Work to do: Please list all lines of the material below in which the string "бедствие" occurs.
* START *
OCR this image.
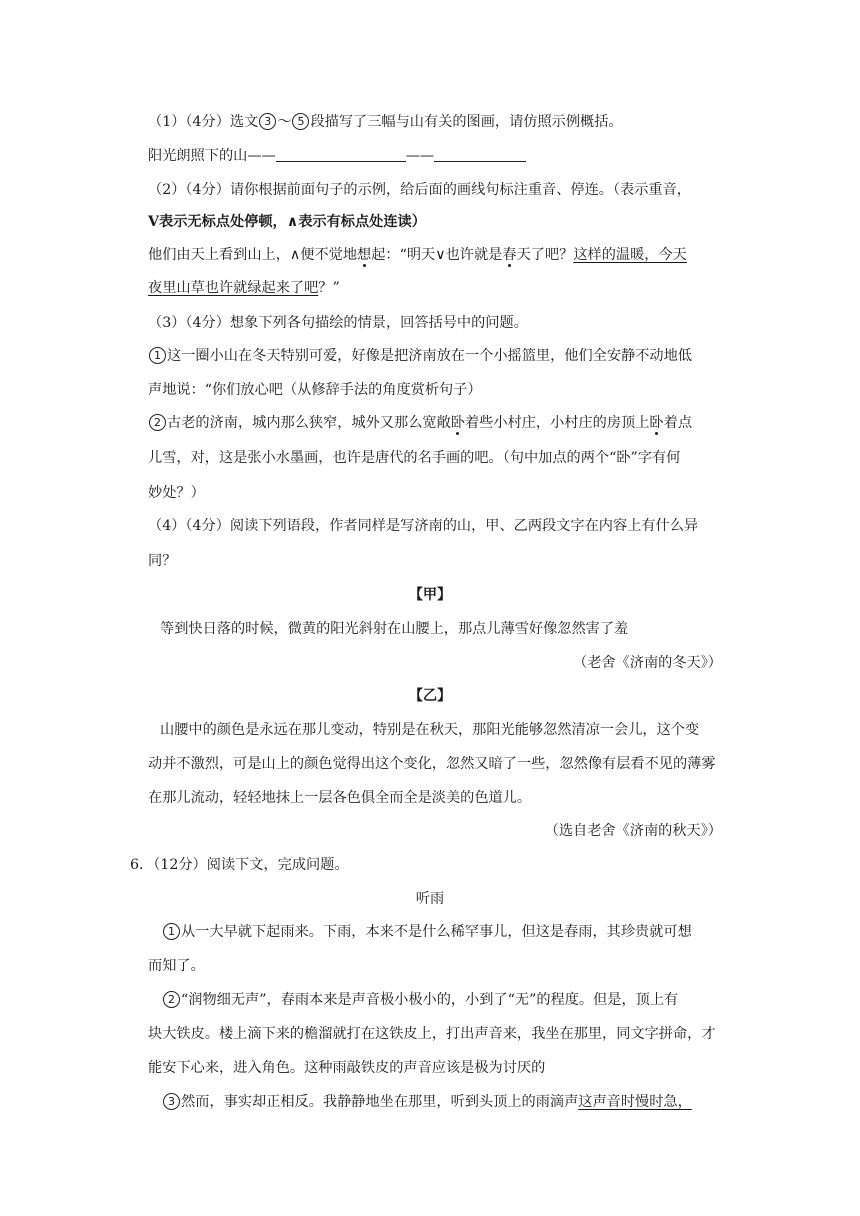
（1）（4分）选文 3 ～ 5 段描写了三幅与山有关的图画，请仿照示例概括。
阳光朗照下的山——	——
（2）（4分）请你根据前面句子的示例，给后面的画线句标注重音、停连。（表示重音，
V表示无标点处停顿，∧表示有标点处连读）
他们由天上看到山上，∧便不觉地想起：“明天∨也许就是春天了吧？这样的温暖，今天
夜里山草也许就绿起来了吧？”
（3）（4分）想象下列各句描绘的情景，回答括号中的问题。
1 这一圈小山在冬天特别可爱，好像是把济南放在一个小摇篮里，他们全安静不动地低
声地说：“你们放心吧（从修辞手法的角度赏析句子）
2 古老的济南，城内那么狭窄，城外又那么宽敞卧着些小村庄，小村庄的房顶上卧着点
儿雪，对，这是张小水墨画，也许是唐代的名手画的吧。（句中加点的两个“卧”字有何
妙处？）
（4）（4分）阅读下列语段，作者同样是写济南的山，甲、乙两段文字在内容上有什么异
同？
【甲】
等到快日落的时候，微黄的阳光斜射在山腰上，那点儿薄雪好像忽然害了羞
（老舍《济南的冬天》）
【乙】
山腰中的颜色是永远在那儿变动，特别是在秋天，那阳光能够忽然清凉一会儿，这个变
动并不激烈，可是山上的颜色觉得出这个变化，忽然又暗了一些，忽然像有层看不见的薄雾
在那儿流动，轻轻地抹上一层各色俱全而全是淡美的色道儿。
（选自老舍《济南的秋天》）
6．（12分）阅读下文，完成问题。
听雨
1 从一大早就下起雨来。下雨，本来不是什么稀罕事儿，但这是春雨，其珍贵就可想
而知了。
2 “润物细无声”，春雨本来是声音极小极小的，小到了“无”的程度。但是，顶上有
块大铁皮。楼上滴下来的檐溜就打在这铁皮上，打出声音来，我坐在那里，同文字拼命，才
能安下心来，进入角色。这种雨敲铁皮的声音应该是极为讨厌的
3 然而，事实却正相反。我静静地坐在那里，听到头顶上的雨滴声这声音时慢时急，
* END *
* START *
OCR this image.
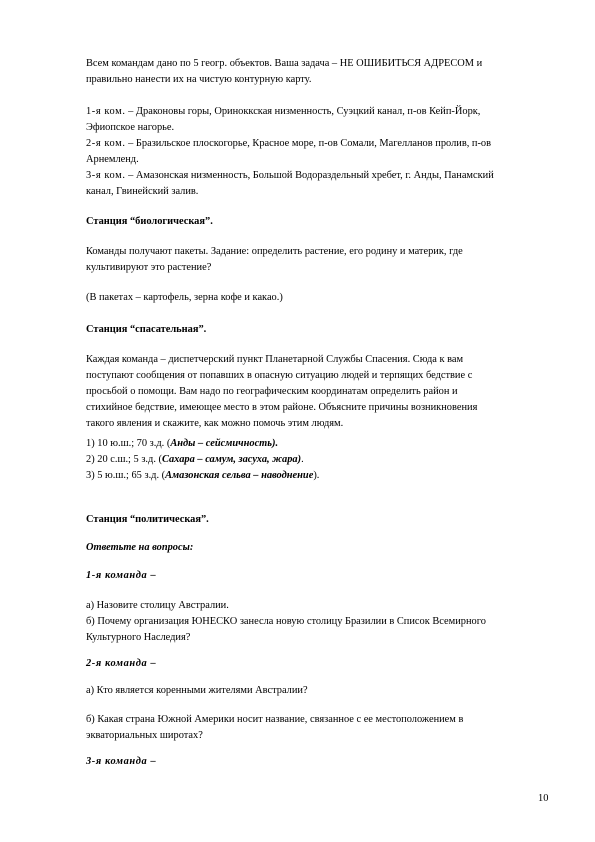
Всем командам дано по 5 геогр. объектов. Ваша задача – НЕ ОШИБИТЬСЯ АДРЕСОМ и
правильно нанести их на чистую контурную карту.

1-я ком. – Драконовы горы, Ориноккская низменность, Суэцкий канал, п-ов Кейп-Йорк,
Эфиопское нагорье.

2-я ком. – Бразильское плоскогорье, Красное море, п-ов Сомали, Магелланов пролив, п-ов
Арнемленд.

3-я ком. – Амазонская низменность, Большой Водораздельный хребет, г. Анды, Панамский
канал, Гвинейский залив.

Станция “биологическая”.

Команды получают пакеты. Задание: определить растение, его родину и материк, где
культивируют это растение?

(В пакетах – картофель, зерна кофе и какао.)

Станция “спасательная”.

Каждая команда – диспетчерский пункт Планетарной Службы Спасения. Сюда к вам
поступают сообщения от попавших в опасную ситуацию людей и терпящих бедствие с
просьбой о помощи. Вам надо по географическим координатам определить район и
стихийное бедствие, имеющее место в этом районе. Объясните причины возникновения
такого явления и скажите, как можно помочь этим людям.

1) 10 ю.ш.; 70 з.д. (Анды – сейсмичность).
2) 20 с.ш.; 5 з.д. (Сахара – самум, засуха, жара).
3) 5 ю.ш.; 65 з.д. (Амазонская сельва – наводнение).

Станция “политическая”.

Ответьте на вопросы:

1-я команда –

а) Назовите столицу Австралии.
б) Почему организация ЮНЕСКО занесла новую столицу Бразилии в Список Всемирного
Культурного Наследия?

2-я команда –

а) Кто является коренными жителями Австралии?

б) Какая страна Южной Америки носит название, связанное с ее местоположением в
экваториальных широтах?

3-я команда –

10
* END *
Solved exercise:
поступают сообщения от попавших в опасную ситуацию людей и терпящих бедствие с
стихийное бедствие, имеющее место в этом районе. Объясните причины возникновения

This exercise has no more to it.